[Data entries for graphics]
+-------+

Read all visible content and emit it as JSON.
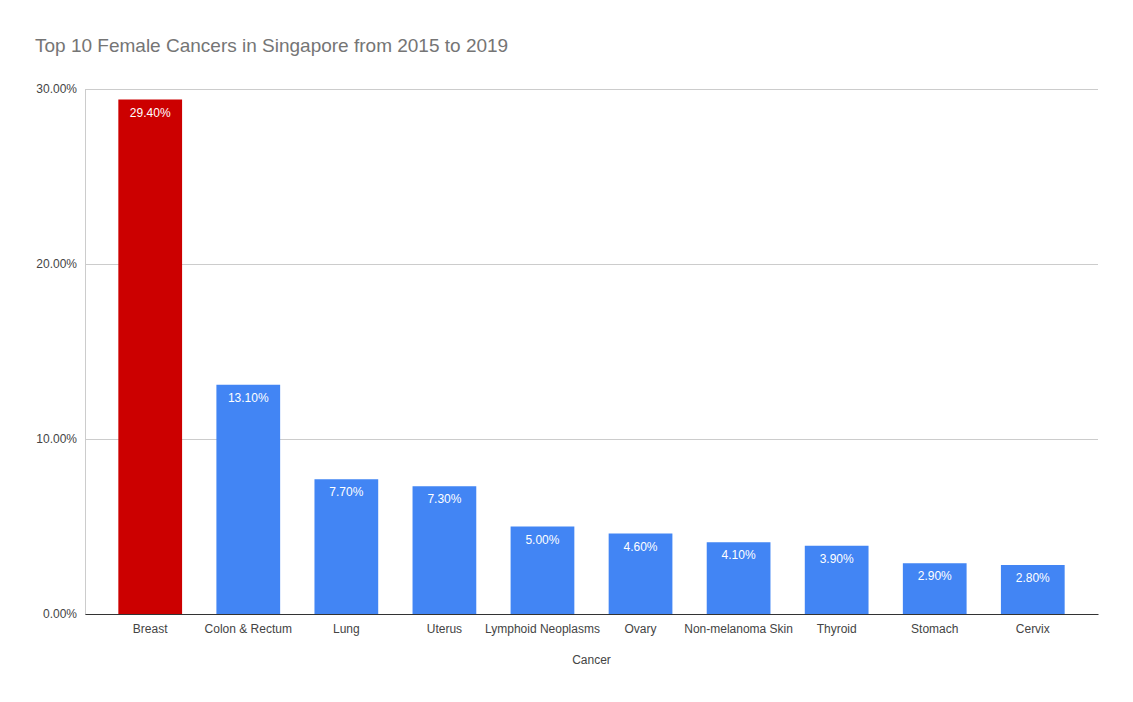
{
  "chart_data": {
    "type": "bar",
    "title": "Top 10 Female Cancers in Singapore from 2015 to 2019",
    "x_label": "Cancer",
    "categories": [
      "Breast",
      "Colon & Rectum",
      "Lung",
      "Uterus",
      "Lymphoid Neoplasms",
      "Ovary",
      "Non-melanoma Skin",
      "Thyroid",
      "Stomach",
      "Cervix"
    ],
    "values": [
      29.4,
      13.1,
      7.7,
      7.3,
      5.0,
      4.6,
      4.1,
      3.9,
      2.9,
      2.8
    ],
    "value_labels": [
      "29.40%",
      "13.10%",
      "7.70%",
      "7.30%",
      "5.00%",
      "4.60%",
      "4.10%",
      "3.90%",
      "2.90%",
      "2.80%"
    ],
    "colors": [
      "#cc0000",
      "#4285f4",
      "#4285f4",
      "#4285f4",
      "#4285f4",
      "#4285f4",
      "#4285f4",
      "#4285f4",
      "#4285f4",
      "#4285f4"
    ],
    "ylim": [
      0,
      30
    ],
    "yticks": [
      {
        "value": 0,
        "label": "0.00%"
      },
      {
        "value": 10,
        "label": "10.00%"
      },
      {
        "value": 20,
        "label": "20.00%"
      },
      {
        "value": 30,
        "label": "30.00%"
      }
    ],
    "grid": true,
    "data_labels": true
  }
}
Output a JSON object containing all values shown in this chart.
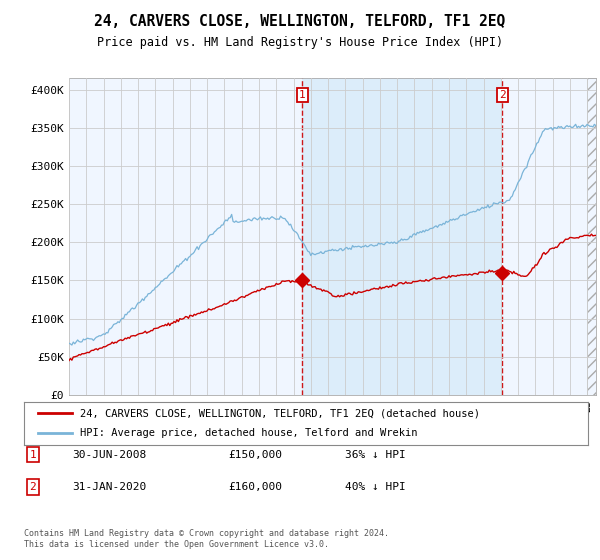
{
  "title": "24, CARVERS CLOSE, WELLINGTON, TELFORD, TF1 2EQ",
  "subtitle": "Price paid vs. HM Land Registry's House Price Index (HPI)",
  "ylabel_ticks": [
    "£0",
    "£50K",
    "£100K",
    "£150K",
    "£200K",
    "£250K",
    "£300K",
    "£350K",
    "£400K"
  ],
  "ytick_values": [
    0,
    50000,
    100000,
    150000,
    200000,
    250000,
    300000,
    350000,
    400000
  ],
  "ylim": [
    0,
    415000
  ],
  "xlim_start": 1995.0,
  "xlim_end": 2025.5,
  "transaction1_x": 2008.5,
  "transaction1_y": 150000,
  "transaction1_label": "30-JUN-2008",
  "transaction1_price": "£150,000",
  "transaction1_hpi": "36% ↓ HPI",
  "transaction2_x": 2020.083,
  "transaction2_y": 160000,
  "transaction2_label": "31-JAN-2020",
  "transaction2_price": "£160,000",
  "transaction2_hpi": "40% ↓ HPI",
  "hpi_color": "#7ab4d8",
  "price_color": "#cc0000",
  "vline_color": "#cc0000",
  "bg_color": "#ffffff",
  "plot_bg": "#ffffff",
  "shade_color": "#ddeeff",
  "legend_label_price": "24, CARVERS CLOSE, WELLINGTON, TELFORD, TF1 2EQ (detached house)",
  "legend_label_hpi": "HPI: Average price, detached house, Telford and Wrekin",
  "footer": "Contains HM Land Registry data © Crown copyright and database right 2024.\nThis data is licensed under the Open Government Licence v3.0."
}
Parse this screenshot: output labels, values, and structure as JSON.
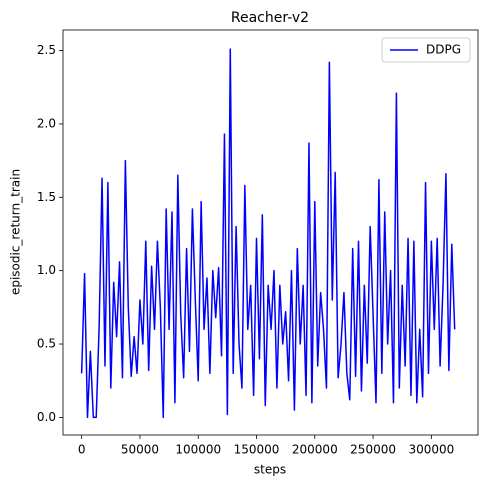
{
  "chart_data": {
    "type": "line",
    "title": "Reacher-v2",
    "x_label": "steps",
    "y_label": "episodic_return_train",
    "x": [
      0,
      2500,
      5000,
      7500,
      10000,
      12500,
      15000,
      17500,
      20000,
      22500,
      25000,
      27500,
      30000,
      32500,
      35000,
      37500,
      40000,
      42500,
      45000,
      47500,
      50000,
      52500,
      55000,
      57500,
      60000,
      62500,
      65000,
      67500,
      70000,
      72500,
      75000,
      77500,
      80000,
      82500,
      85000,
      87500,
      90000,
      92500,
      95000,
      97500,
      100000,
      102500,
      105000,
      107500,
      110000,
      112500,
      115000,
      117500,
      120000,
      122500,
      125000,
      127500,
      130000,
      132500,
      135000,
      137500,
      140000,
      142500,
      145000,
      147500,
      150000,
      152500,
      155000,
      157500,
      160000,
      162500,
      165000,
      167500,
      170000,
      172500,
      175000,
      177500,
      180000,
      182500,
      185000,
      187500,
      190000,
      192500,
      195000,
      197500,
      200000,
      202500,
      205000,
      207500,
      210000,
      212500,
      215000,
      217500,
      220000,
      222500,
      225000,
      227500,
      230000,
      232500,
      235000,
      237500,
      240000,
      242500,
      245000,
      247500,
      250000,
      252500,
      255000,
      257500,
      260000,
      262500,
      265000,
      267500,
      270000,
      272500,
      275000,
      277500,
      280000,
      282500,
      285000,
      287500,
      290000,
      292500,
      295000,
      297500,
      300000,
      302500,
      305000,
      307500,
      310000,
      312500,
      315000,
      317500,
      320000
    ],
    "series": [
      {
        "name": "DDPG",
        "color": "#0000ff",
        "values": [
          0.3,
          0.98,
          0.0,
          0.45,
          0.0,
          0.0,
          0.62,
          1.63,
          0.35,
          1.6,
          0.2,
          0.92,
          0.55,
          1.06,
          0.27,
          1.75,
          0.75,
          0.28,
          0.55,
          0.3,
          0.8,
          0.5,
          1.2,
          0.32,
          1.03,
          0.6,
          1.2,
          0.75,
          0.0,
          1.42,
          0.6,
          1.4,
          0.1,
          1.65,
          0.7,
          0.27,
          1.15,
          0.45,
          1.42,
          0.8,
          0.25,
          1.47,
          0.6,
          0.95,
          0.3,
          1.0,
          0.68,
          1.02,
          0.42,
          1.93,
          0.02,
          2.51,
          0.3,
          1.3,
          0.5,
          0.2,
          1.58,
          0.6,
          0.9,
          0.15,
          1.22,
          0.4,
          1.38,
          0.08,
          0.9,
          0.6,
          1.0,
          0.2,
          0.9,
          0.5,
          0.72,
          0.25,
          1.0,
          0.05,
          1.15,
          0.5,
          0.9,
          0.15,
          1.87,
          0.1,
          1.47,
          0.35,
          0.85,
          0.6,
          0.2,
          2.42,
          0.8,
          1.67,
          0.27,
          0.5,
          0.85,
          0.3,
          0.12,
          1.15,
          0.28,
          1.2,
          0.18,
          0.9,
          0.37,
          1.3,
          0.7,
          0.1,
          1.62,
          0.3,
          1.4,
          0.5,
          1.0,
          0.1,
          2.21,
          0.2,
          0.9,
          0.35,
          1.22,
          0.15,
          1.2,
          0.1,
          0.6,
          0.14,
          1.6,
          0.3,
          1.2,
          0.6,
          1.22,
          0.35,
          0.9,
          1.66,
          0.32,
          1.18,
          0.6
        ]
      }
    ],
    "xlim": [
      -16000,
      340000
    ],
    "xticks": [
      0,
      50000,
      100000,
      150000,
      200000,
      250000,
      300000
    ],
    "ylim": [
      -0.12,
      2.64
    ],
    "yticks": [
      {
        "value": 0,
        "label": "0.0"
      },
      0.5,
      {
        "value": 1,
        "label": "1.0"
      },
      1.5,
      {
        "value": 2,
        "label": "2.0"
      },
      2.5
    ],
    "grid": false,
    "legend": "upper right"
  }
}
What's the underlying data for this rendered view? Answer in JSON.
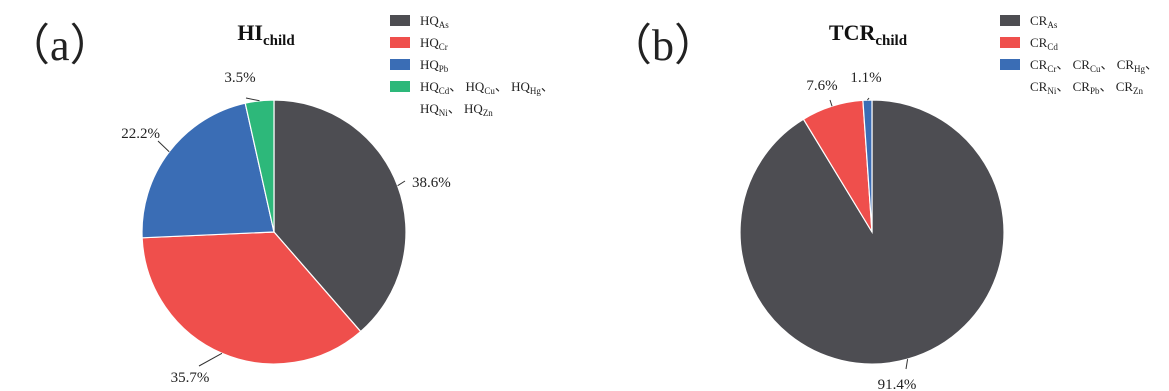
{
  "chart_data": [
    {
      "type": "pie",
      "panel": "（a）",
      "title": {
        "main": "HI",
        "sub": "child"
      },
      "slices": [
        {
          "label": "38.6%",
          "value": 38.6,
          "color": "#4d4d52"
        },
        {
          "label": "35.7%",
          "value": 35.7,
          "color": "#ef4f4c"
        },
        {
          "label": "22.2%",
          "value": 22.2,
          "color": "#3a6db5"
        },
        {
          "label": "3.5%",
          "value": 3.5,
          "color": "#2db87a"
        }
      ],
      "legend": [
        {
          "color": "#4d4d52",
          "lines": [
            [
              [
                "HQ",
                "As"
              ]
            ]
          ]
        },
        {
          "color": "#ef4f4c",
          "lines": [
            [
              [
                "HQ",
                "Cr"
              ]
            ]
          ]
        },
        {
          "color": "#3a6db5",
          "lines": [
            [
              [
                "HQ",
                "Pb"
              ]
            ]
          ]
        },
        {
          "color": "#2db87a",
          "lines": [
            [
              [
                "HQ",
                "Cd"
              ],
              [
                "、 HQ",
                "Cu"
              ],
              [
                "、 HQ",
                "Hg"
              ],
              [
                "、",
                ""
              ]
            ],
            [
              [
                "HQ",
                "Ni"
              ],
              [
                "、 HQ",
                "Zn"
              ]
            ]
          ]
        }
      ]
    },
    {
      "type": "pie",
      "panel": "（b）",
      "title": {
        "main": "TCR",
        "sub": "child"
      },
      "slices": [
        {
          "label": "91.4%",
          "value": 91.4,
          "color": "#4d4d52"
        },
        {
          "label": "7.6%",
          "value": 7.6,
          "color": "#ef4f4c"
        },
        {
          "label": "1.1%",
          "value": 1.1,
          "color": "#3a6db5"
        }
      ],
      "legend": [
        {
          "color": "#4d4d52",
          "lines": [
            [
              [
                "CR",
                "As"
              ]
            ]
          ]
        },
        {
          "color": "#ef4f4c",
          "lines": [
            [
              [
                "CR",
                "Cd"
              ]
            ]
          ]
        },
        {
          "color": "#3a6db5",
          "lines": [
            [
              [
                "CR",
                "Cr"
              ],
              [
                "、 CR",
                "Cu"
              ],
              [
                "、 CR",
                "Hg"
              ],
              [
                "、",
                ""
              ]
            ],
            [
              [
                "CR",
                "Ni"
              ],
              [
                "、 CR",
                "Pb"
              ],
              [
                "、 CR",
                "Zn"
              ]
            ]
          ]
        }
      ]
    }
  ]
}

+-------+

_TASK DESCRIPTION_
Your task is to list each line of the records with the word "CARVERS".

_RIGHT ANSWER_
  "title": "24, CARVERS CLOSE, WELLINGTON, TELFORD, TF1 2EQ",
  "legend_label_price": "24, CARVERS CLOSE, WELLINGTON, TELFORD, TF1 2EQ (detached house)",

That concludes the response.